Figure collection entries:
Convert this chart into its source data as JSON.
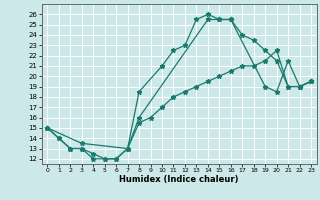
{
  "title": "",
  "xlabel": "Humidex (Indice chaleur)",
  "ylabel": "",
  "xlim": [
    -0.5,
    23.5
  ],
  "ylim": [
    11.5,
    27
  ],
  "xticks": [
    0,
    1,
    2,
    3,
    4,
    5,
    6,
    7,
    8,
    9,
    10,
    11,
    12,
    13,
    14,
    15,
    16,
    17,
    18,
    19,
    20,
    21,
    22,
    23
  ],
  "yticks": [
    12,
    13,
    14,
    15,
    16,
    17,
    18,
    19,
    20,
    21,
    22,
    23,
    24,
    25,
    26
  ],
  "bg_color": "#cce8e8",
  "line_color": "#1a7a6e",
  "grid_color": "#ffffff",
  "series": [
    {
      "x": [
        0,
        1,
        2,
        3,
        4,
        5,
        6,
        7,
        8,
        10,
        11,
        12,
        13,
        14,
        15,
        16,
        17,
        18,
        19,
        20,
        21,
        22,
        23
      ],
      "y": [
        15,
        14,
        13,
        13,
        12,
        12,
        12,
        13,
        18.5,
        21,
        22.5,
        23,
        25.5,
        26,
        25.5,
        25.5,
        24,
        23.5,
        22.5,
        21.5,
        19,
        19,
        19.5
      ]
    },
    {
      "x": [
        0,
        1,
        2,
        3,
        4,
        5,
        6,
        7,
        8,
        14,
        15,
        16,
        19,
        20,
        21,
        22,
        23
      ],
      "y": [
        15,
        14,
        13,
        13,
        12.5,
        12,
        12,
        13,
        16,
        25.5,
        25.5,
        25.5,
        19,
        18.5,
        21.5,
        19,
        19.5
      ]
    },
    {
      "x": [
        0,
        3,
        7,
        8,
        9,
        10,
        11,
        12,
        13,
        14,
        15,
        16,
        17,
        18,
        19,
        20,
        21,
        22,
        23
      ],
      "y": [
        15,
        13.5,
        13,
        15.5,
        16,
        17,
        18,
        18.5,
        19,
        19.5,
        20,
        20.5,
        21,
        21,
        21.5,
        22.5,
        19,
        19,
        19.5
      ]
    }
  ]
}
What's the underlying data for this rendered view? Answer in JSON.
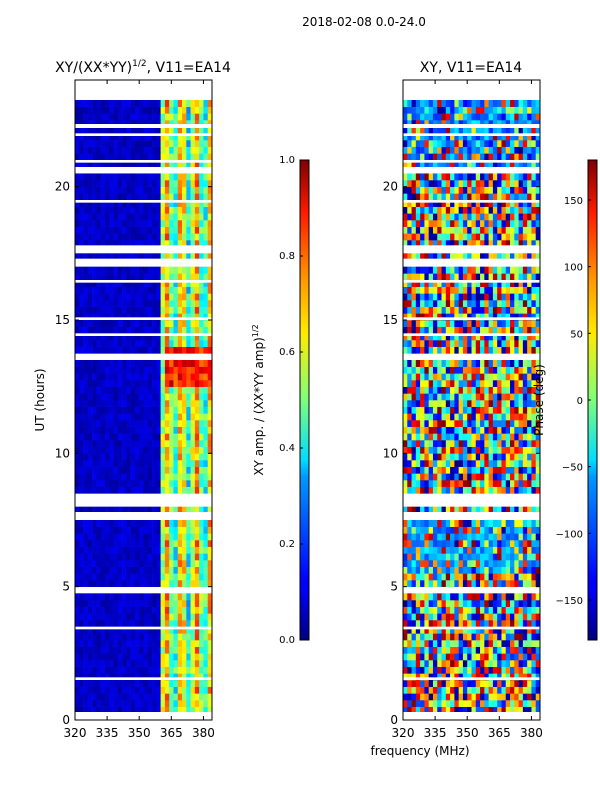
{
  "suptitle": "2018-02-08 0.0-24.0",
  "xlabel_shared": "frequency (MHz)",
  "chart_data": [
    {
      "type": "heatmap",
      "title": "XY/(XX*YY)",
      "title_exponent": "1/2",
      "title_suffix": ", V11=EA14",
      "xlabel": "",
      "ylabel": "UT (hours)",
      "xlim": [
        320,
        384
      ],
      "ylim": [
        0,
        24
      ],
      "xticks": [
        320,
        335,
        350,
        365,
        380
      ],
      "yticks": [
        0,
        5,
        10,
        15,
        20
      ],
      "colorbar": {
        "label": "XY amp. / (XX*YY amp)",
        "label_exponent": "1/2",
        "range": [
          0.0,
          1.0
        ],
        "ticks": [
          "0.0",
          "0.2",
          "0.4",
          "0.6",
          "0.8",
          "1.0"
        ],
        "colormap": "jet"
      },
      "description": "Normalized XY amplitude; mostly low (~0.05) below 360 MHz, elevated bands (0.4-0.9) near 362-382 MHz"
    },
    {
      "type": "heatmap",
      "title": "XY, V11=EA14",
      "xlabel": "",
      "ylabel": "",
      "xlim": [
        320,
        384
      ],
      "ylim": [
        0,
        24
      ],
      "xticks": [
        320,
        335,
        350,
        365,
        380
      ],
      "yticks": [
        0,
        5,
        10,
        15,
        20
      ],
      "colorbar": {
        "label": "Phase (deg)",
        "range": [
          -180,
          180
        ],
        "ticks": [
          "−150",
          "−100",
          "−50",
          "0",
          "50",
          "100",
          "150"
        ],
        "colormap": "jet"
      },
      "description": "XY phase in degrees; noisy full-range phase across band with horizontal time striping"
    }
  ]
}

REQUIRED TASK: Search the listing for the word "JSON" and return each line that holds it.

WRITTEN ANSWER:
Convert this chart into its source data as JSON.
What's the underlying data for this rendered view? Answer in JSON.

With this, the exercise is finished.